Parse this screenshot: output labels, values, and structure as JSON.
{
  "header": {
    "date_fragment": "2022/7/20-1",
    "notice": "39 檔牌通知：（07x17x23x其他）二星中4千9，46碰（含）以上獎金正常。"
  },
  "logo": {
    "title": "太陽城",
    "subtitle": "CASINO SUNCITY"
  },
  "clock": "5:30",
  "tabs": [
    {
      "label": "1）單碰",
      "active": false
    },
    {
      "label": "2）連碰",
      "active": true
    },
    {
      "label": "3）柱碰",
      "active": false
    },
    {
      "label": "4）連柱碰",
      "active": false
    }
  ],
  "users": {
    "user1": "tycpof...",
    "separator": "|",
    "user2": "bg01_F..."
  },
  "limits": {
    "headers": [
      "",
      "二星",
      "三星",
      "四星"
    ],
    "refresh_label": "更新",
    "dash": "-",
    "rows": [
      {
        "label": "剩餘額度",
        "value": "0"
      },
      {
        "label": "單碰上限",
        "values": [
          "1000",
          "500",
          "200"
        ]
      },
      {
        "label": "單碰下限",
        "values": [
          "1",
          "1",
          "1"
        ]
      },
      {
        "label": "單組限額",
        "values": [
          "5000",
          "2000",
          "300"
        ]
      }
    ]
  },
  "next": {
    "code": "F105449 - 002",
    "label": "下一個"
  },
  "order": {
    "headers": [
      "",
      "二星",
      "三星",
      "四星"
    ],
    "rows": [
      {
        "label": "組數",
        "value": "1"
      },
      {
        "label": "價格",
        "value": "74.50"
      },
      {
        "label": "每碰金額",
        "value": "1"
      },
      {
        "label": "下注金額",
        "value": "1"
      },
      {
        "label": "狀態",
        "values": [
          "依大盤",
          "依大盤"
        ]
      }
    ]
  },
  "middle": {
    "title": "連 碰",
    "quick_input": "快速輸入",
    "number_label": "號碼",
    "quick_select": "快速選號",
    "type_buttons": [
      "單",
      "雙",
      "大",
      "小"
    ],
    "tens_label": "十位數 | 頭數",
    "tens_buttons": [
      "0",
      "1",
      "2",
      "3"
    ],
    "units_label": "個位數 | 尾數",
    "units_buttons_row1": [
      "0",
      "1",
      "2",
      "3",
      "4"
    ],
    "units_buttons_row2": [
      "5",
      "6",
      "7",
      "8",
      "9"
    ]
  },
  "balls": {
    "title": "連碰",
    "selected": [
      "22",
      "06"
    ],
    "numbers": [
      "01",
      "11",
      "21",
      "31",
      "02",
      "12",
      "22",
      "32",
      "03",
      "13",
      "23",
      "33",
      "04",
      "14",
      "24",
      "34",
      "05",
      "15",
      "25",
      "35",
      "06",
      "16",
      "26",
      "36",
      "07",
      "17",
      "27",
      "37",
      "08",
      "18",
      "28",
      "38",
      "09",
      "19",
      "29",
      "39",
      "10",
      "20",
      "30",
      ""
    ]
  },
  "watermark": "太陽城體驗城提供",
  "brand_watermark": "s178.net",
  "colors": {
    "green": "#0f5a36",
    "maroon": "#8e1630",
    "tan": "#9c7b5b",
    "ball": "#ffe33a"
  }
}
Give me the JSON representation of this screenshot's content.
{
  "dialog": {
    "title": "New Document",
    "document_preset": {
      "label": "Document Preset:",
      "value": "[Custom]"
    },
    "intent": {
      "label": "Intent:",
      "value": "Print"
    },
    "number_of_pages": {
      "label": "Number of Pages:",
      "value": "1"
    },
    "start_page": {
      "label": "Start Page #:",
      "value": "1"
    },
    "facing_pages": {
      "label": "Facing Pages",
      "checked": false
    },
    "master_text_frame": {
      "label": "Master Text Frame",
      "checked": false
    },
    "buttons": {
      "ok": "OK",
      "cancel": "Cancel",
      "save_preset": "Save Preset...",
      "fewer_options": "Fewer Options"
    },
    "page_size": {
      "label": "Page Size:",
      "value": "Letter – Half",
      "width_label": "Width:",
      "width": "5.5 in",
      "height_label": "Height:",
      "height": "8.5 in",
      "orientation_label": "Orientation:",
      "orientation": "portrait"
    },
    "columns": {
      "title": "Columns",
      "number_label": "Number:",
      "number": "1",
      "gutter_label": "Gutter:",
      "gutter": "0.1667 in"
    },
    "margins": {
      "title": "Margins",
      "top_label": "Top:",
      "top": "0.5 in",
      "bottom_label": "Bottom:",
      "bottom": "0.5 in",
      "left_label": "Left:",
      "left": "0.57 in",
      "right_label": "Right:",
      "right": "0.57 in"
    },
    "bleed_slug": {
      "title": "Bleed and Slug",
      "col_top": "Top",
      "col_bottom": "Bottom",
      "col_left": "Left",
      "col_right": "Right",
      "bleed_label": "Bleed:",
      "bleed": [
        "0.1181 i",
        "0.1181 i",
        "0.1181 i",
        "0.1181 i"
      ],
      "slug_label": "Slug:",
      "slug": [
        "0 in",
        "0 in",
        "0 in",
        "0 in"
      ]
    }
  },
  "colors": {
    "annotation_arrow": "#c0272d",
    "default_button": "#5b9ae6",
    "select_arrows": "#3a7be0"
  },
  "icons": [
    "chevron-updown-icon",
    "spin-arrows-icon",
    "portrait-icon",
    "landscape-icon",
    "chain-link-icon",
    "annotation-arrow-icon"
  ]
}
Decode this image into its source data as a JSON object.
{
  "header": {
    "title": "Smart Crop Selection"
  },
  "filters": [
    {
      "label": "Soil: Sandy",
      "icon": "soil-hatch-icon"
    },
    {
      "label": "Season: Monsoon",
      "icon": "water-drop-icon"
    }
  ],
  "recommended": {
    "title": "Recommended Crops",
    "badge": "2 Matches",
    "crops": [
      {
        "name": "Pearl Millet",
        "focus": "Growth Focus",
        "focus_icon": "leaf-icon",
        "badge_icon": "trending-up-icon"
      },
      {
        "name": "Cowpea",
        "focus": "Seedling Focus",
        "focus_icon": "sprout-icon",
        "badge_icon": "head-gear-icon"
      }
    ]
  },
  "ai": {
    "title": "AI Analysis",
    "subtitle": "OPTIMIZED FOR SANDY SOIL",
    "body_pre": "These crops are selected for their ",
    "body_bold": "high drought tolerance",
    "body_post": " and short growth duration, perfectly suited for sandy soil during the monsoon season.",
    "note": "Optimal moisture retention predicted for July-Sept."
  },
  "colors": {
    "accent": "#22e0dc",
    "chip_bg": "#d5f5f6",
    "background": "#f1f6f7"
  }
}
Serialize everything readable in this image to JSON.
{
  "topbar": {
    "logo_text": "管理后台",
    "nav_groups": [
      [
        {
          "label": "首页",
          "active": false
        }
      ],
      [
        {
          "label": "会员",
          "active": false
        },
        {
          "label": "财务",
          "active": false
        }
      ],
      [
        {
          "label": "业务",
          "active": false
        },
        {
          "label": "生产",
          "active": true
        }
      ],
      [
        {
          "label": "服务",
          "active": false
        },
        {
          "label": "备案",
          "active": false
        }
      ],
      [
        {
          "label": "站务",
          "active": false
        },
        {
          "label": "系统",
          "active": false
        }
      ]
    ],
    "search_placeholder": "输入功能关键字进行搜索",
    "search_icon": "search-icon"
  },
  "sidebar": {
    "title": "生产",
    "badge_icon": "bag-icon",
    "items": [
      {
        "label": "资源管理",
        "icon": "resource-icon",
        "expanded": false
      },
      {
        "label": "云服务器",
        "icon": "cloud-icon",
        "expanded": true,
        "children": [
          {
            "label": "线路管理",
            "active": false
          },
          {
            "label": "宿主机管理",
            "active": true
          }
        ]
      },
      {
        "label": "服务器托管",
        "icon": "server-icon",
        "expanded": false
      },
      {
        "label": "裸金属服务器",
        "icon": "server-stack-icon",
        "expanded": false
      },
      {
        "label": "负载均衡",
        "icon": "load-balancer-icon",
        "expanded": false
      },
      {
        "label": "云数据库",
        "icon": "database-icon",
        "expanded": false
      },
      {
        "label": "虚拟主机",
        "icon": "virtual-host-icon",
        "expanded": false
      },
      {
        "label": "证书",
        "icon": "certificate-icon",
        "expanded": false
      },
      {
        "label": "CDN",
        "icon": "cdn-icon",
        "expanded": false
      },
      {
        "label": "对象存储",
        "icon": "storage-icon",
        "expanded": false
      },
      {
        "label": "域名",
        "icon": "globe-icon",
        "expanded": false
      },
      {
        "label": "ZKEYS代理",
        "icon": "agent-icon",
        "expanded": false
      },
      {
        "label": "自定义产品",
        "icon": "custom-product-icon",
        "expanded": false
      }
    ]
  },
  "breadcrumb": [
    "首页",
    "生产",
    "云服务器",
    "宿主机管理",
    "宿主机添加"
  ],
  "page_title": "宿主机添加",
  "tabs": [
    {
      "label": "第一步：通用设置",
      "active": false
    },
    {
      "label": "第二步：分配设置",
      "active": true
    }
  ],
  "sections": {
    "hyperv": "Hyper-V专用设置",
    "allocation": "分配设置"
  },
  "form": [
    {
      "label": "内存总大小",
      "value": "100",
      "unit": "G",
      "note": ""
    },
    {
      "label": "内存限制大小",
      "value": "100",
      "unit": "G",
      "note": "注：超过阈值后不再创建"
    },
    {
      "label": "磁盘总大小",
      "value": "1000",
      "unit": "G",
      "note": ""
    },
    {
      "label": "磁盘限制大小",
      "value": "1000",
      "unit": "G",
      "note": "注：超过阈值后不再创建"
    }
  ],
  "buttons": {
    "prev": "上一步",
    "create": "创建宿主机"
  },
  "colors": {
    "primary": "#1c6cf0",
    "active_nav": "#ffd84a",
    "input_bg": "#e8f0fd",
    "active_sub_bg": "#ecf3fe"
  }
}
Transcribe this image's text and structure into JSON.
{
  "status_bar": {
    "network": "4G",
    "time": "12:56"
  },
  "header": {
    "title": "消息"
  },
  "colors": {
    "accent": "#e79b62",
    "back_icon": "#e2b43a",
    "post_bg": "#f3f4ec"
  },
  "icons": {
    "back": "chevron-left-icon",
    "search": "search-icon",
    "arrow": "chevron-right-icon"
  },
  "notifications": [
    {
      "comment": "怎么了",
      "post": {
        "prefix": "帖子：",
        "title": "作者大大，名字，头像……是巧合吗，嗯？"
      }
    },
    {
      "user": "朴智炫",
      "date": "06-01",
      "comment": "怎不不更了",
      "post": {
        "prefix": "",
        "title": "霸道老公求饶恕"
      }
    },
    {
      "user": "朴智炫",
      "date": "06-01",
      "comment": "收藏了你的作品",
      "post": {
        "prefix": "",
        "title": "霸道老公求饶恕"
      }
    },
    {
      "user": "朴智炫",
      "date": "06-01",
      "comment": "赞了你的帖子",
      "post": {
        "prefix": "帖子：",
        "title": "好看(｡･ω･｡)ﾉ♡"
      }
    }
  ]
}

#### Work to complete
Find every line holding the word "server"; give their count and nothing else.

#### Output for this task
2